* Given problem
Write each line out exactly, leaving none out.

* Extracted records

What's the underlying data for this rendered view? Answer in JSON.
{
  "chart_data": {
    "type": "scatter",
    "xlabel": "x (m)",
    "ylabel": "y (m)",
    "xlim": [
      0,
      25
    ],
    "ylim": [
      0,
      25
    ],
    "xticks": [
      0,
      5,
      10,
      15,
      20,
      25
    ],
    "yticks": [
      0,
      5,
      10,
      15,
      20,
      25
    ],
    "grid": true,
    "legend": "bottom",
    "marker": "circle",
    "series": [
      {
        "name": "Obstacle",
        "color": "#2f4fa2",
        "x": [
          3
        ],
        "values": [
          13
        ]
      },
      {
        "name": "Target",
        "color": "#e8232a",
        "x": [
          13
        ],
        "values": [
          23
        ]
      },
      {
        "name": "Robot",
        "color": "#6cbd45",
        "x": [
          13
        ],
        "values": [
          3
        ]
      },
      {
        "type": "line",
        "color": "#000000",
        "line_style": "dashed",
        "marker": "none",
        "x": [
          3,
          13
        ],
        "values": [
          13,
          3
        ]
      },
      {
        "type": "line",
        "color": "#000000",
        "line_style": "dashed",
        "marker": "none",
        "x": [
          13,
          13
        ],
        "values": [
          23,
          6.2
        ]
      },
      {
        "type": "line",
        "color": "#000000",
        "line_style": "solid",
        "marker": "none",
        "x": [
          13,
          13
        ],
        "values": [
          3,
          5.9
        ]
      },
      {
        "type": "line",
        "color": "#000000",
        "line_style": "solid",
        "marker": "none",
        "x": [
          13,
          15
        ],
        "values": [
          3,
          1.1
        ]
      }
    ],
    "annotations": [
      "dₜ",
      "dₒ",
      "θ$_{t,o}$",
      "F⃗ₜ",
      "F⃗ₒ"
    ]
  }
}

* Completed task
What's the underlying data for this rendered view? Answer in JSON.
{
  "chart_data": {
    "type": "scatter",
    "xlabel": "x (m)",
    "ylabel": "y (m)",
    "xlim": [
      0,
      25
    ],
    "ylim": [
      0,
      25
    ],
    "xticks": [
      0,
      5,
      10,
      15,
      20,
      25
    ],
    "yticks": [
      0,
      5,
      10,
      15,
      20,
      25
    ],
    "grid": true,
    "legend": "bottom",
    "marker": "circle",
    "series": [
      {
        "name": "Obstacle",
        "color": "#2f4fa2",
        "x": [
          3
        ],
        "values": [
          13
        ]
      },
      {
        "name": "Target",
        "color": "#e8232a",
        "x": [
          13
        ],
        "values": [
          23
        ]
      },
      {
        "name": "Robot",
        "color": "#6cbd45",
        "x": [
          13
        ],
        "values": [
          3
        ]
      },
      {
        "type": "line",
        "color": "#000000",
        "line_style": "dashed",
        "marker": "none",
        "x": [
          3,
          13
        ],
        "values": [
          13,
          3
        ]
      },
      {
        "type": "line",
        "color": "#000000",
        "line_style": "dashed",
        "marker": "none",
        "x": [
          13,
          13
        ],
        "values": [
          23,
          6.2
        ]
      },
      {
        "type": "line",
        "color": "#000000",
        "line_style": "solid",
        "marker": "none",
        "x": [
          13,
          13
        ],
        "values": [
          3,
          5.9
        ]
      },
      {
        "type": "line",
        "color": "#000000",
        "line_style": "solid",
        "marker": "none",
        "x": [
          13,
          15
        ],
        "values": [
          3,
          1.1
        ]
      }
    ],
    "annotations": [
      "dₜ",
      "dₒ",
      "θ$_{t,o}$",
      "F⃗ₜ",
      "F⃗ₒ"
    ]
  }
}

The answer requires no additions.